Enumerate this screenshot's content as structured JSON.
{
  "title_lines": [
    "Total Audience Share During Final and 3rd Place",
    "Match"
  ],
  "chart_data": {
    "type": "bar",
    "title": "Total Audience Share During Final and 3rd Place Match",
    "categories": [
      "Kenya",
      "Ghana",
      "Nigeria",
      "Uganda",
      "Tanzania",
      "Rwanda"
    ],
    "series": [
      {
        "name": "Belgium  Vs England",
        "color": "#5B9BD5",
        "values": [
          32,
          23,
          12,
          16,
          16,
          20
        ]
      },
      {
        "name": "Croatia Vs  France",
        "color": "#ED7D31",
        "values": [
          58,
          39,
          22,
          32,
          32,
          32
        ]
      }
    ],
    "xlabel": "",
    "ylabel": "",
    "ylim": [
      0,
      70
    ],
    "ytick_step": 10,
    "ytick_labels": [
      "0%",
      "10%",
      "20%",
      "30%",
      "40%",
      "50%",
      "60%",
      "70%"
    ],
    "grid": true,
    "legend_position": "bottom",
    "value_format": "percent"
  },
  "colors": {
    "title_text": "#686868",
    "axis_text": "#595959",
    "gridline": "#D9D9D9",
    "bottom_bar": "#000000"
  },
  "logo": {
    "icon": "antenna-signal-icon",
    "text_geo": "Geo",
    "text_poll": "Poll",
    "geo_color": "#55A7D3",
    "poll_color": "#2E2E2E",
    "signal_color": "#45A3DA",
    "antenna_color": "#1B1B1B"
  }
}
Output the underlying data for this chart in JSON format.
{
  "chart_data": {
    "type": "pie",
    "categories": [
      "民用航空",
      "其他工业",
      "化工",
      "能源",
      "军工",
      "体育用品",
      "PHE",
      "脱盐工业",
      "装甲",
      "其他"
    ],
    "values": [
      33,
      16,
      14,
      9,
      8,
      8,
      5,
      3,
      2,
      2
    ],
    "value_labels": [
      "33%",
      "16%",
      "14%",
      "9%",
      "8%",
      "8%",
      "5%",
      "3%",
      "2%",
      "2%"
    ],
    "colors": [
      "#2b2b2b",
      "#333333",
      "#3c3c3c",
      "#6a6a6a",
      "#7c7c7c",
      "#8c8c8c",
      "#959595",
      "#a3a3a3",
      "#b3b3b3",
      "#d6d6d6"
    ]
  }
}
● ● ● ●
_SET EXERCISE_: Reproduce all data above, unchanged.

_TASK RESULT_:
Enumerate this screenshot's content as structured JSON.
{
  "title_lines": [
    "Total Audience Share During Final and 3rd Place",
    "Match"
  ],
  "chart_data": {
    "type": "bar",
    "title": "Total Audience Share During Final and 3rd Place Match",
    "categories": [
      "Kenya",
      "Ghana",
      "Nigeria",
      "Uganda",
      "Tanzania",
      "Rwanda"
    ],
    "series": [
      {
        "name": "Belgium  Vs England",
        "color": "#5B9BD5",
        "values": [
          32,
          23,
          12,
          16,
          16,
          20
        ]
      },
      {
        "name": "Croatia Vs  France",
        "color": "#ED7D31",
        "values": [
          58,
          39,
          22,
          32,
          32,
          32
        ]
      }
    ],
    "xlabel": "",
    "ylabel": "",
    "ylim": [
      0,
      70
    ],
    "ytick_step": 10,
    "ytick_labels": [
      "0%",
      "10%",
      "20%",
      "30%",
      "40%",
      "50%",
      "60%",
      "70%"
    ],
    "grid": true,
    "legend_position": "bottom",
    "value_format": "percent"
  },
  "colors": {
    "title_text": "#686868",
    "axis_text": "#595959",
    "gridline": "#D9D9D9",
    "bottom_bar": "#000000"
  },
  "logo": {
    "icon": "antenna-signal-icon",
    "text_geo": "Geo",
    "text_poll": "Poll",
    "geo_color": "#55A7D3",
    "poll_color": "#2E2E2E",
    "signal_color": "#45A3DA",
    "antenna_color": "#1B1B1B"
  }
}
Output the underlying data for this chart in JSON format.
{
  "chart_data": {
    "type": "pie",
    "categories": [
      "民用航空",
      "其他工业",
      "化工",
      "能源",
      "军工",
      "体育用品",
      "PHE",
      "脱盐工业",
      "装甲",
      "其他"
    ],
    "values": [
      33,
      16,
      14,
      9,
      8,
      8,
      5,
      3,
      2,
      2
    ],
    "value_labels": [
      "33%",
      "16%",
      "14%",
      "9%",
      "8%",
      "8%",
      "5%",
      "3%",
      "2%",
      "2%"
    ],
    "colors": [
      "#2b2b2b",
      "#333333",
      "#3c3c3c",
      "#6a6a6a",
      "#7c7c7c",
      "#8c8c8c",
      "#959595",
      "#a3a3a3",
      "#b3b3b3",
      "#d6d6d6"
    ]
  }
}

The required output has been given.